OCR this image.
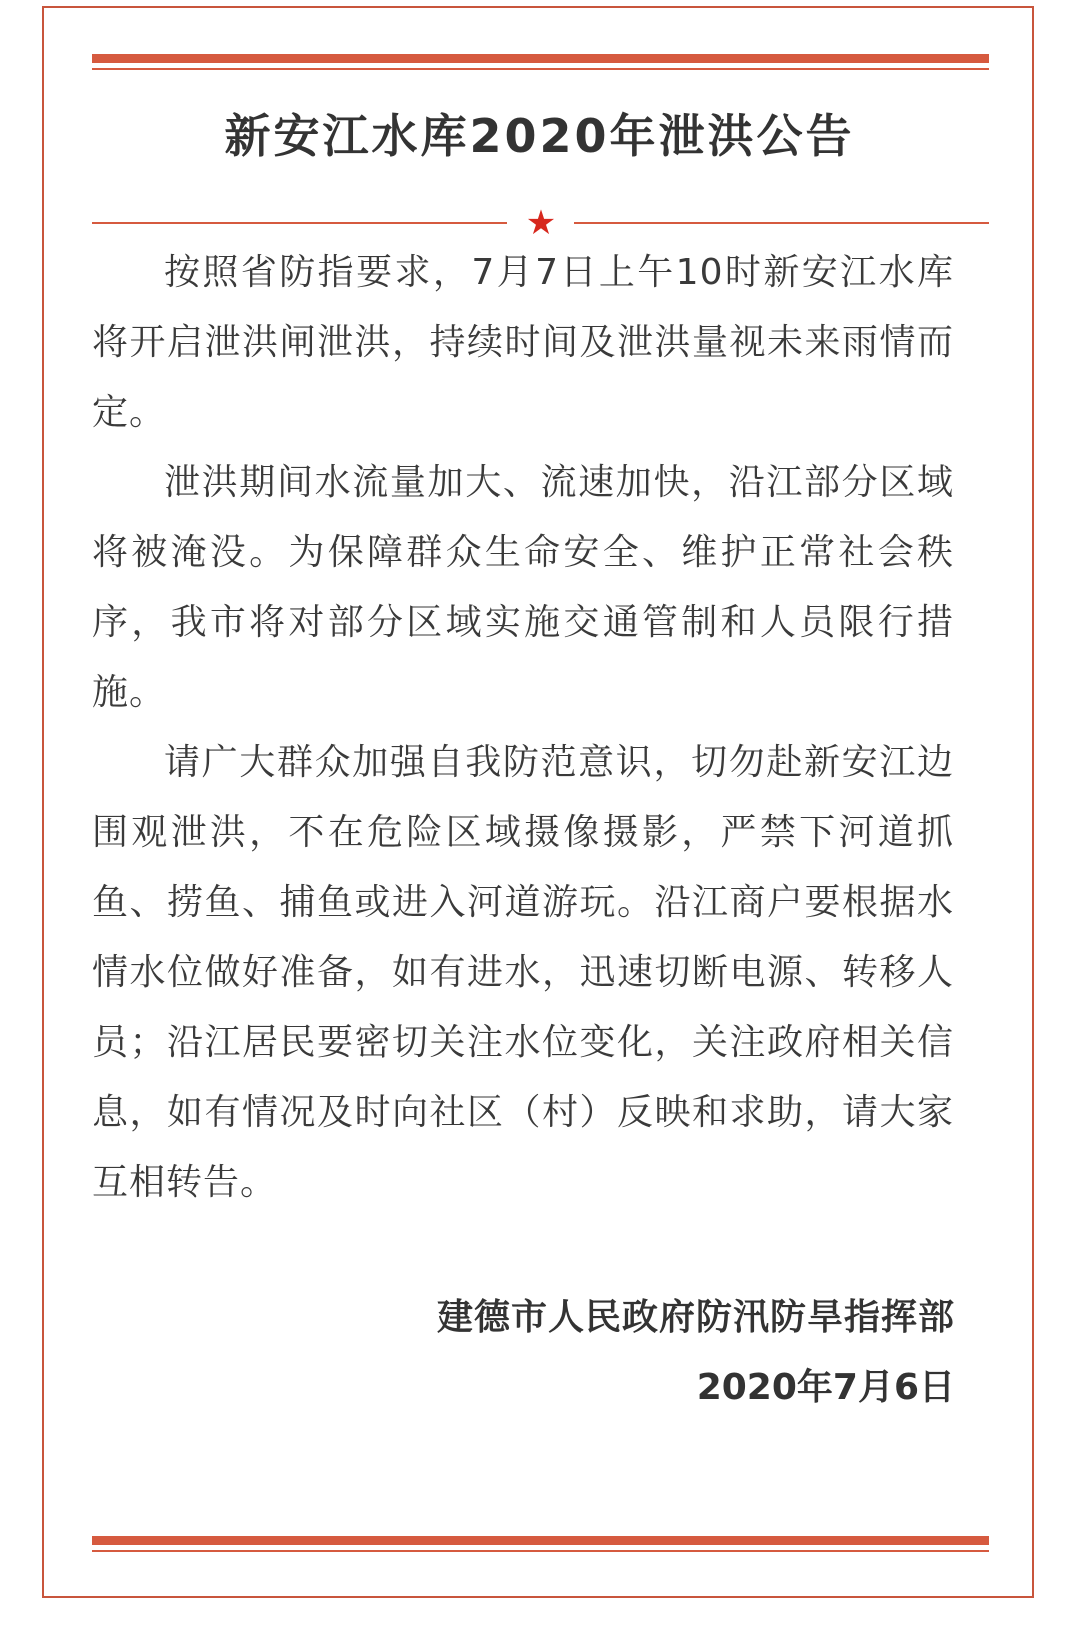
新安江水库2020年泄洪公告
★

按照省防指要求，7月7日上午10时新安江水库将开启泄洪闸泄洪，持续时间及泄洪量视未来雨情而定。

泄洪期间水流量加大、流速加快，沿江部分区域将被淹没。为保障群众生命安全、维护正常社会秩序，我市将对部分区域实施交通管制和人员限行措施。

请广大群众加强自我防范意识，切勿赴新安江边围观泄洪，不在危险区域摄像摄影，严禁下河道抓鱼、捞鱼、捕鱼或进入河道游玩。沿江商户要根据水情水位做好准备，如有进水，迅速切断电源、转移人员；沿江居民要密切关注水位变化，关注政府相关信息，如有情况及时向社区（村）反映和求助，请大家互相转告。

建德市人民政府防汛防旱指挥部

2020年7月6日
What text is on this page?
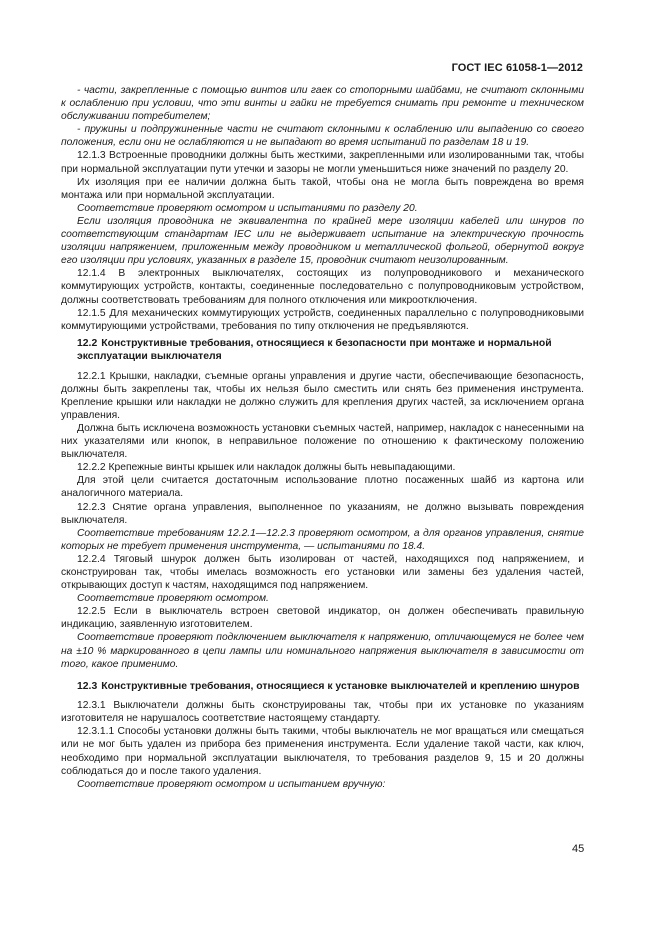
ГОСТ IEC 61058-1—2012

- части, закрепленные с помощью винтов или гаек со стопорными шайбами, не считают склонными к ослаблению при условии, что эти винты и гайки не требуется снимать при ремонте и техническом обслуживании потребителем;

- пружины и подпружиненные части не считают склонными к ослаблению или выпадению со своего положения, если они не ослабляются и не выпадают во время испытаний по разделам 18 и 19.

12.1.3 Встроенные проводники должны быть жесткими, закрепленными или изолированными так, чтобы при нормальной эксплуатации пути утечки и зазоры не могли уменьшиться ниже значений по разделу 20.

Их изоляция при ее наличии должна быть такой, чтобы она не могла быть повреждена во время монтажа или при нормальной эксплуатации.

Соответствие проверяют осмотром и испытаниями по разделу 20.

Если изоляция проводника не эквивалентна по крайней мере изоляции кабелей или шнуров по соответствующим стандартам IEC или не выдерживает испытание на электрическую прочность изоляции напряжением, приложенным между проводником и металлической фольгой, обернутой вокруг его изоляции при условиях, указанных в разделе 15, проводник считают неизолированным.

12.1.4 В электронных выключателях, состоящих из полупроводникового и механического коммутирующих устройств, контакты, соединенные последовательно с полупроводниковым устройством, должны соответствовать требованиям для полного отключения или микроотключения.

12.1.5 Для механических коммутирующих устройств, соединенных параллельно с полупроводниковыми коммутирующими устройствами, требования по типу отключения не предъявляются.

12.2 Конструктивные требования, относящиеся к безопасности при монтаже и нормальной эксплуатации выключателя

12.2.1 Крышки, накладки, съемные органы управления и другие части, обеспечивающие безопасность, должны быть закреплены так, чтобы их нельзя было сместить или снять без применения инструмента. Крепление крышки или накладки не должно служить для крепления других частей, за исключением органа управления.

Должна быть исключена возможность установки съемных частей, например, накладок с нанесенными на них указателями или кнопок, в неправильное положение по отношению к фактическому положению выключателя.

12.2.2 Крепежные винты крышек или накладок должны быть невыпадающими.

Для этой цели считается достаточным использование плотно посаженных шайб из картона или аналогичного материала.

12.2.3 Снятие органа управления, выполненное по указаниям, не должно вызывать повреждения выключателя.

Соответствие требованиям 12.2.1—12.2.3 проверяют осмотром, а для органов управления, снятие которых не требует применения инструмента, — испытаниями по 18.4.

12.2.4 Тяговый шнурок должен быть изолирован от частей, находящихся под напряжением, и сконструирован так, чтобы имелась возможность его установки или замены без удаления частей, открывающих доступ к частям, находящимся под напряжением.

Соответствие проверяют осмотром.

12.2.5 Если в выключатель встроен световой индикатор, он должен обеспечивать правильную индикацию, заявленную изготовителем.

Соответствие проверяют подключением выключателя к напряжению, отличающемуся не более чем на ±10 % маркированного в цепи лампы или номинального напряжения выключателя в зависимости от того, какое применимо.

12.3 Конструктивные требования, относящиеся к установке выключателей и креплению шнуров

12.3.1 Выключатели должны быть сконструированы так, чтобы при их установке по указаниям изготовителя не нарушалось соответствие настоящему стандарту.

12.3.1.1 Способы установки должны быть такими, чтобы выключатель не мог вращаться или смещаться или не мог быть удален из прибора без применения инструмента. Если удаление такой части, как ключ, необходимо при нормальной эксплуатации выключателя, то требования разделов 9, 15 и 20 должны соблюдаться до и после такого удаления.

Соответствие проверяют осмотром и испытанием вручную:

45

Task instructions: Write out every entry again word for word, without any of the pictures.

Full output:
OCR this image.
新安江水库2020年泄洪公告
★

按照省防指要求，7月7日上午10时新安江水库将开启泄洪闸泄洪，持续时间及泄洪量视未来雨情而定。

泄洪期间水流量加大、流速加快，沿江部分区域将被淹没。为保障群众生命安全、维护正常社会秩序，我市将对部分区域实施交通管制和人员限行措施。

请广大群众加强自我防范意识，切勿赴新安江边围观泄洪，不在危险区域摄像摄影，严禁下河道抓鱼、捞鱼、捕鱼或进入河道游玩。沿江商户要根据水情水位做好准备，如有进水，迅速切断电源、转移人员；沿江居民要密切关注水位变化，关注政府相关信息，如有情况及时向社区（村）反映和求助，请大家互相转告。

建德市人民政府防汛防旱指挥部

2020年7月6日
What text is on this page?
ГОСТ IEC 61058-1—2012

- части, закрепленные с помощью винтов или гаек со стопорными шайбами, не считают склонными к ослаблению при условии, что эти винты и гайки не требуется снимать при ремонте и техническом обслуживании потребителем;

- пружины и подпружиненные части не считают склонными к ослаблению или выпадению со своего положения, если они не ослабляются и не выпадают во время испытаний по разделам 18 и 19.

12.1.3 Встроенные проводники должны быть жесткими, закрепленными или изолированными так, чтобы при нормальной эксплуатации пути утечки и зазоры не могли уменьшиться ниже значений по разделу 20.

Их изоляция при ее наличии должна быть такой, чтобы она не могла быть повреждена во время монтажа или при нормальной эксплуатации.

Соответствие проверяют осмотром и испытаниями по разделу 20.

Если изоляция проводника не эквивалентна по крайней мере изоляции кабелей или шнуров по соответствующим стандартам IEC или не выдерживает испытание на электрическую прочность изоляции напряжением, приложенным между проводником и металлической фольгой, обернутой вокруг его изоляции при условиях, указанных в разделе 15, проводник считают неизолированным.

12.1.4 В электронных выключателях, состоящих из полупроводникового и механического коммутирующих устройств, контакты, соединенные последовательно с полупроводниковым устройством, должны соответствовать требованиям для полного отключения или микроотключения.

12.1.5 Для механических коммутирующих устройств, соединенных параллельно с полупроводниковыми коммутирующими устройствами, требования по типу отключения не предъявляются.

12.2 Конструктивные требования, относящиеся к безопасности при монтаже и нормальной эксплуатации выключателя

12.2.1 Крышки, накладки, съемные органы управления и другие части, обеспечивающие безопасность, должны быть закреплены так, чтобы их нельзя было сместить или снять без применения инструмента. Крепление крышки или накладки не должно служить для крепления других частей, за исключением органа управления.

Должна быть исключена возможность установки съемных частей, например, накладок с нанесенными на них указателями или кнопок, в неправильное положение по отношению к фактическому положению выключателя.

12.2.2 Крепежные винты крышек или накладок должны быть невыпадающими.

Для этой цели считается достаточным использование плотно посаженных шайб из картона или аналогичного материала.

12.2.3 Снятие органа управления, выполненное по указаниям, не должно вызывать повреждения выключателя.

Соответствие требованиям 12.2.1—12.2.3 проверяют осмотром, а для органов управления, снятие которых не требует применения инструмента, — испытаниями по 18.4.

12.2.4 Тяговый шнурок должен быть изолирован от частей, находящихся под напряжением, и сконструирован так, чтобы имелась возможность его установки или замены без удаления частей, открывающих доступ к частям, находящимся под напряжением.

Соответствие проверяют осмотром.

12.2.5 Если в выключатель встроен световой индикатор, он должен обеспечивать правильную индикацию, заявленную изготовителем.

Соответствие проверяют подключением выключателя к напряжению, отличающемуся не более чем на ±10 % маркированного в цепи лампы или номинального напряжения выключателя в зависимости от того, какое применимо.

12.3 Конструктивные требования, относящиеся к установке выключателей и креплению шнуров

12.3.1 Выключатели должны быть сконструированы так, чтобы при их установке по указаниям изготовителя не нарушалось соответствие настоящему стандарту.

12.3.1.1 Способы установки должны быть такими, чтобы выключатель не мог вращаться или смещаться или не мог быть удален из прибора без применения инструмента. Если удаление такой части, как ключ, необходимо при нормальной эксплуатации выключателя, то требования разделов 9, 15 и 20 должны соблюдаться до и после такого удаления.

Соответствие проверяют осмотром и испытанием вручную:

45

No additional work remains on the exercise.